Written task: Your task is to repeat all of the data exactly while excluding the pictures.

Extracted data:
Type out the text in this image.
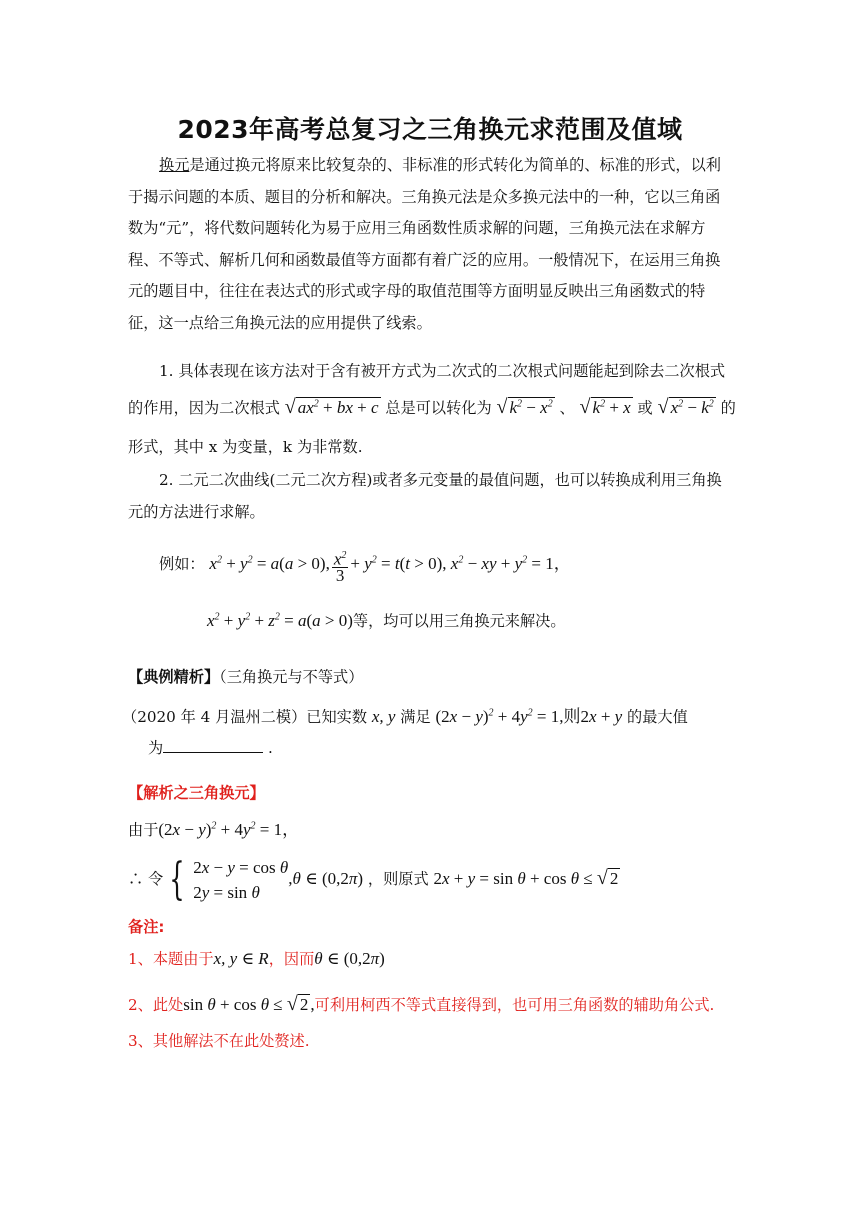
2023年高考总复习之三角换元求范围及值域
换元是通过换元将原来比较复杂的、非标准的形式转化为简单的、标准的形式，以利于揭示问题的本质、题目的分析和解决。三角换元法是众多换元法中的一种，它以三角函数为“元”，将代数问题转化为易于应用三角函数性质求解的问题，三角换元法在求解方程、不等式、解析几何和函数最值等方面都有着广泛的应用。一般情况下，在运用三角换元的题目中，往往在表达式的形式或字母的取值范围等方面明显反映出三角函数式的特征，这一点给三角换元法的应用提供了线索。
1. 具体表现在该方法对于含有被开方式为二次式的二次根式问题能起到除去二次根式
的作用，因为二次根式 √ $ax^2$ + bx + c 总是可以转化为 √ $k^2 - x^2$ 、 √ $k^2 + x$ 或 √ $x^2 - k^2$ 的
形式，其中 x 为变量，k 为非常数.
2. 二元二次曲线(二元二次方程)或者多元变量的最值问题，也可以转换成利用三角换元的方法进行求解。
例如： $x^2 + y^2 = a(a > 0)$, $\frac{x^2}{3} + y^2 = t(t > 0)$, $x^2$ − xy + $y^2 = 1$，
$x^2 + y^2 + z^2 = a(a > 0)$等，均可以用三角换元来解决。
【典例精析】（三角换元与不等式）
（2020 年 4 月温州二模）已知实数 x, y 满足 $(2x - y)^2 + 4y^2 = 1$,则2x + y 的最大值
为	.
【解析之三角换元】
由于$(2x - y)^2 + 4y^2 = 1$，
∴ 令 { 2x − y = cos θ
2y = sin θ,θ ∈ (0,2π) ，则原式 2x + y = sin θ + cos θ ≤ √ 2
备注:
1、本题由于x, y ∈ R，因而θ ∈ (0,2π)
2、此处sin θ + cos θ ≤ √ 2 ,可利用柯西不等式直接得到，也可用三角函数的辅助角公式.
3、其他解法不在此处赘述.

Reply:
Type out the text in this image.
2023年高考总复习之三角换元求范围及值域
换元是通过换元将原来比较复杂的、非标准的形式转化为简单的、标准的形式，以利于揭示问题的本质、题目的分析和解决。三角换元法是众多换元法中的一种，它以三角函数为“元”，将代数问题转化为易于应用三角函数性质求解的问题，三角换元法在求解方程、不等式、解析几何和函数最值等方面都有着广泛的应用。一般情况下，在运用三角换元的题目中，往往在表达式的形式或字母的取值范围等方面明显反映出三角函数式的特征，这一点给三角换元法的应用提供了线索。
1. 具体表现在该方法对于含有被开方式为二次式的二次根式问题能起到除去二次根式
的作用，因为二次根式 √ $ax^2$ + bx + c 总是可以转化为 √ $k^2 - x^2$ 、 √ $k^2 + x$ 或 √ $x^2 - k^2$ 的
形式，其中 x 为变量，k 为非常数.
2. 二元二次曲线(二元二次方程)或者多元变量的最值问题，也可以转换成利用三角换元的方法进行求解。
例如： $x^2 + y^2 = a(a > 0)$, $\frac{x^2}{3} + y^2 = t(t > 0)$, $x^2$ − xy + $y^2 = 1$，
$x^2 + y^2 + z^2 = a(a > 0)$等，均可以用三角换元来解决。
【典例精析】（三角换元与不等式）
（2020 年 4 月温州二模）已知实数 x, y 满足 $(2x - y)^2 + 4y^2 = 1$,则2x + y 的最大值
为	.
【解析之三角换元】
由于$(2x - y)^2 + 4y^2 = 1$，
∴ 令 { 2x − y = cos θ
2y = sin θ,θ ∈ (0,2π) ，则原式 2x + y = sin θ + cos θ ≤ √ 2
备注:
1、本题由于x, y ∈ R，因而θ ∈ (0,2π)
2、此处sin θ + cos θ ≤ √ 2 ,可利用柯西不等式直接得到，也可用三角函数的辅助角公式.
3、其他解法不在此处赘述.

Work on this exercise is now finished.